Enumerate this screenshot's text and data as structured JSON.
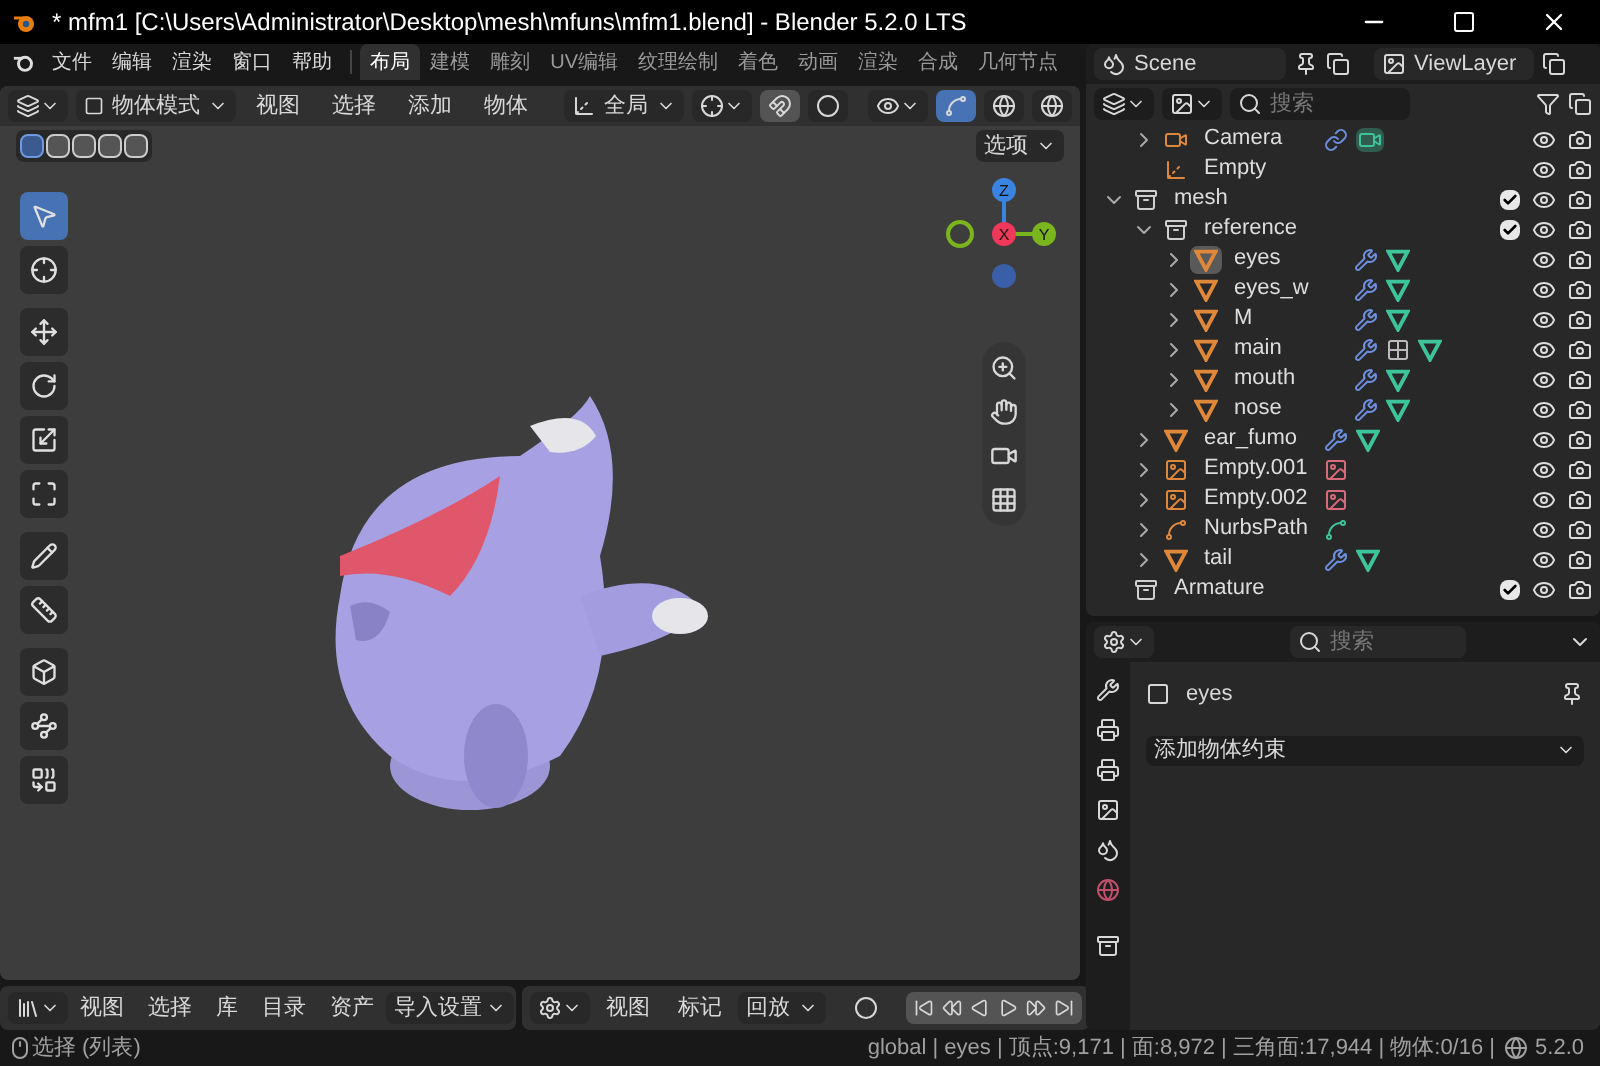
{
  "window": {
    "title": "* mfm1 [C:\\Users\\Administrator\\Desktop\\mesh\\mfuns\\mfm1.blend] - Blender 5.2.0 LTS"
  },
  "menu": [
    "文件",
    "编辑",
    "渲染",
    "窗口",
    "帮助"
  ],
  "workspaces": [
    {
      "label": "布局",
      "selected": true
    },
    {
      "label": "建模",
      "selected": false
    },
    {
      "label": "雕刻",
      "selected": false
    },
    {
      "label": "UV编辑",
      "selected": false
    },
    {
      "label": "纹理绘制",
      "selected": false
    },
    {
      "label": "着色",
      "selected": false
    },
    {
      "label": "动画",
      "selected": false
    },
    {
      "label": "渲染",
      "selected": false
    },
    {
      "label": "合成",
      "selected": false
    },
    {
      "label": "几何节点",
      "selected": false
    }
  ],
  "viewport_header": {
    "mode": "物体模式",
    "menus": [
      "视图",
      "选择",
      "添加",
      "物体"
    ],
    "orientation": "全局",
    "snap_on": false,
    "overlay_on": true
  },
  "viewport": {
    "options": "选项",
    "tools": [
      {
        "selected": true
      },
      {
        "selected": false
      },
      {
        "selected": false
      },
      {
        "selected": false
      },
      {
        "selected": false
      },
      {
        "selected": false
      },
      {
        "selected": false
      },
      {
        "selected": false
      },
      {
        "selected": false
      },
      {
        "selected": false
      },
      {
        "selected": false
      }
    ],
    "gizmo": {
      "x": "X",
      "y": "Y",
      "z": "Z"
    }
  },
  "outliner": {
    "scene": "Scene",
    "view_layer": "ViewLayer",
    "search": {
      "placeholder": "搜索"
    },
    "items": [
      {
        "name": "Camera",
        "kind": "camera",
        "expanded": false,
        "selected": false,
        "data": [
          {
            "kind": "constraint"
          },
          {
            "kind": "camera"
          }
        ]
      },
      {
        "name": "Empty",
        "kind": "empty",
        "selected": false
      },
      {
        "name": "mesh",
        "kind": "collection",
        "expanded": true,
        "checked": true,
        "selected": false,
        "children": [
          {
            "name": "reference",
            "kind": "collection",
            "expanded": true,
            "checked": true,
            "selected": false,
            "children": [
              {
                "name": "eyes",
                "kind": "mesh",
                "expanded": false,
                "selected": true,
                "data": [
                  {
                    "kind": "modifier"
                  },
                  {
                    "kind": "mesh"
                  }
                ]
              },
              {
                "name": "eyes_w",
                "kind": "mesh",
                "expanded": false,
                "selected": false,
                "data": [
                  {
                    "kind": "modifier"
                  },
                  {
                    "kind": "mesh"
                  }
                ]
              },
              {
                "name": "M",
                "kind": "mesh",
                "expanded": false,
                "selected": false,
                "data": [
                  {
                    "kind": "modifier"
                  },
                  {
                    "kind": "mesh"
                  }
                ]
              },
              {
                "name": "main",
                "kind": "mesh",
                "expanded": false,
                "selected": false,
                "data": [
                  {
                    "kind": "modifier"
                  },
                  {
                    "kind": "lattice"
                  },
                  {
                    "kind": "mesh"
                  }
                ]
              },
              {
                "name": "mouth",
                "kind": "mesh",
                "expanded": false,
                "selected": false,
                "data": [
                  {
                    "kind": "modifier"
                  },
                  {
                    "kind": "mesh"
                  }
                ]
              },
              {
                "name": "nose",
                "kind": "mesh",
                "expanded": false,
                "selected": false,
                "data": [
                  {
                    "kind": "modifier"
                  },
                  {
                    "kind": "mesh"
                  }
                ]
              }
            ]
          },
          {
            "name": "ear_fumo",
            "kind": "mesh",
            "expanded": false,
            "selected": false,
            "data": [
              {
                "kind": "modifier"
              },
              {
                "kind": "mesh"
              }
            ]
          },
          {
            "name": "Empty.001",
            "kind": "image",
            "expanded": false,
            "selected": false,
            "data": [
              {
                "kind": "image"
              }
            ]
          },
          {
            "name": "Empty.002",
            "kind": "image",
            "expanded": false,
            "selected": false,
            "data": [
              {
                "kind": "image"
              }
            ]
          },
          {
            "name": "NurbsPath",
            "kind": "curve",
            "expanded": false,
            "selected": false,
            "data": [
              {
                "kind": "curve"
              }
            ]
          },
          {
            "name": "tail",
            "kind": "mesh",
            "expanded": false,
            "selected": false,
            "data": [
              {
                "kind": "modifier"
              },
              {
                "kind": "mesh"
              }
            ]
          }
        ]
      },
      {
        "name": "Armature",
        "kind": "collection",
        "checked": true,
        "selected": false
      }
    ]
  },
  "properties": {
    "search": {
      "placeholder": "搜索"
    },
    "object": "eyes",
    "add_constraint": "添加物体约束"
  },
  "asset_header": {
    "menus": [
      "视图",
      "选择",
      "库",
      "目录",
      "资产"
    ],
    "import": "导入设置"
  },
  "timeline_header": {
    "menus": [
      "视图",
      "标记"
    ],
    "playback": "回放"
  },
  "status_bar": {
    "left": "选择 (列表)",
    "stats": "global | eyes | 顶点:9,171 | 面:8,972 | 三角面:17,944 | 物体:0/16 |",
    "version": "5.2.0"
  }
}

.....

# [WHAT THIS TASK INVOLVES]
Retype the data above exactly; pictures are not part of the copy.

# [FINAL RESULT]
Enumerate this screenshot's text and data as structured JSON.
{
  "window": {
    "title": "* mfm1 [C:\\Users\\Administrator\\Desktop\\mesh\\mfuns\\mfm1.blend] - Blender 5.2.0 LTS"
  },
  "menu": [
    "文件",
    "编辑",
    "渲染",
    "窗口",
    "帮助"
  ],
  "workspaces": [
    {
      "label": "布局",
      "selected": true
    },
    {
      "label": "建模",
      "selected": false
    },
    {
      "label": "雕刻",
      "selected": false
    },
    {
      "label": "UV编辑",
      "selected": false
    },
    {
      "label": "纹理绘制",
      "selected": false
    },
    {
      "label": "着色",
      "selected": false
    },
    {
      "label": "动画",
      "selected": false
    },
    {
      "label": "渲染",
      "selected": false
    },
    {
      "label": "合成",
      "selected": false
    },
    {
      "label": "几何节点",
      "selected": false
    }
  ],
  "viewport_header": {
    "mode": "物体模式",
    "menus": [
      "视图",
      "选择",
      "添加",
      "物体"
    ],
    "orientation": "全局",
    "snap_on": false,
    "overlay_on": true
  },
  "viewport": {
    "options": "选项",
    "tools": [
      {
        "selected": true
      },
      {
        "selected": false
      },
      {
        "selected": false
      },
      {
        "selected": false
      },
      {
        "selected": false
      },
      {
        "selected": false
      },
      {
        "selected": false
      },
      {
        "selected": false
      },
      {
        "selected": false
      },
      {
        "selected": false
      },
      {
        "selected": false
      }
    ],
    "gizmo": {
      "x": "X",
      "y": "Y",
      "z": "Z"
    }
  },
  "outliner": {
    "scene": "Scene",
    "view_layer": "ViewLayer",
    "search": {
      "placeholder": "搜索"
    },
    "items": [
      {
        "name": "Camera",
        "kind": "camera",
        "expanded": false,
        "selected": false,
        "data": [
          {
            "kind": "constraint"
          },
          {
            "kind": "camera"
          }
        ]
      },
      {
        "name": "Empty",
        "kind": "empty",
        "selected": false
      },
      {
        "name": "mesh",
        "kind": "collection",
        "expanded": true,
        "checked": true,
        "selected": false,
        "children": [
          {
            "name": "reference",
            "kind": "collection",
            "expanded": true,
            "checked": true,
            "selected": false,
            "children": [
              {
                "name": "eyes",
                "kind": "mesh",
                "expanded": false,
                "selected": true,
                "data": [
                  {
                    "kind": "modifier"
                  },
                  {
                    "kind": "mesh"
                  }
                ]
              },
              {
                "name": "eyes_w",
                "kind": "mesh",
                "expanded": false,
                "selected": false,
                "data": [
                  {
                    "kind": "modifier"
                  },
                  {
                    "kind": "mesh"
                  }
                ]
              },
              {
                "name": "M",
                "kind": "mesh",
                "expanded": false,
                "selected": false,
                "data": [
                  {
                    "kind": "modifier"
                  },
                  {
                    "kind": "mesh"
                  }
                ]
              },
              {
                "name": "main",
                "kind": "mesh",
                "expanded": false,
                "selected": false,
                "data": [
                  {
                    "kind": "modifier"
                  },
                  {
                    "kind": "lattice"
                  },
                  {
                    "kind": "mesh"
                  }
                ]
              },
              {
                "name": "mouth",
                "kind": "mesh",
                "expanded": false,
                "selected": false,
                "data": [
                  {
                    "kind": "modifier"
                  },
                  {
                    "kind": "mesh"
                  }
                ]
              },
              {
                "name": "nose",
                "kind": "mesh",
                "expanded": false,
                "selected": false,
                "data": [
                  {
                    "kind": "modifier"
                  },
                  {
                    "kind": "mesh"
                  }
                ]
              }
            ]
          },
          {
            "name": "ear_fumo",
            "kind": "mesh",
            "expanded": false,
            "selected": false,
            "data": [
              {
                "kind": "modifier"
              },
              {
                "kind": "mesh"
              }
            ]
          },
          {
            "name": "Empty.001",
            "kind": "image",
            "expanded": false,
            "selected": false,
            "data": [
              {
                "kind": "image"
              }
            ]
          },
          {
            "name": "Empty.002",
            "kind": "image",
            "expanded": false,
            "selected": false,
            "data": [
              {
                "kind": "image"
              }
            ]
          },
          {
            "name": "NurbsPath",
            "kind": "curve",
            "expanded": false,
            "selected": false,
            "data": [
              {
                "kind": "curve"
              }
            ]
          },
          {
            "name": "tail",
            "kind": "mesh",
            "expanded": false,
            "selected": false,
            "data": [
              {
                "kind": "modifier"
              },
              {
                "kind": "mesh"
              }
            ]
          }
        ]
      },
      {
        "name": "Armature",
        "kind": "collection",
        "checked": true,
        "selected": false
      }
    ]
  },
  "properties": {
    "search": {
      "placeholder": "搜索"
    },
    "object": "eyes",
    "add_constraint": "添加物体约束"
  },
  "asset_header": {
    "menus": [
      "视图",
      "选择",
      "库",
      "目录",
      "资产"
    ],
    "import": "导入设置"
  },
  "timeline_header": {
    "menus": [
      "视图",
      "标记"
    ],
    "playback": "回放"
  },
  "status_bar": {
    "left": "选择 (列表)",
    "stats": "global | eyes | 顶点:9,171 | 面:8,972 | 三角面:17,944 | 物体:0/16 |",
    "version": "5.2.0"
  }
}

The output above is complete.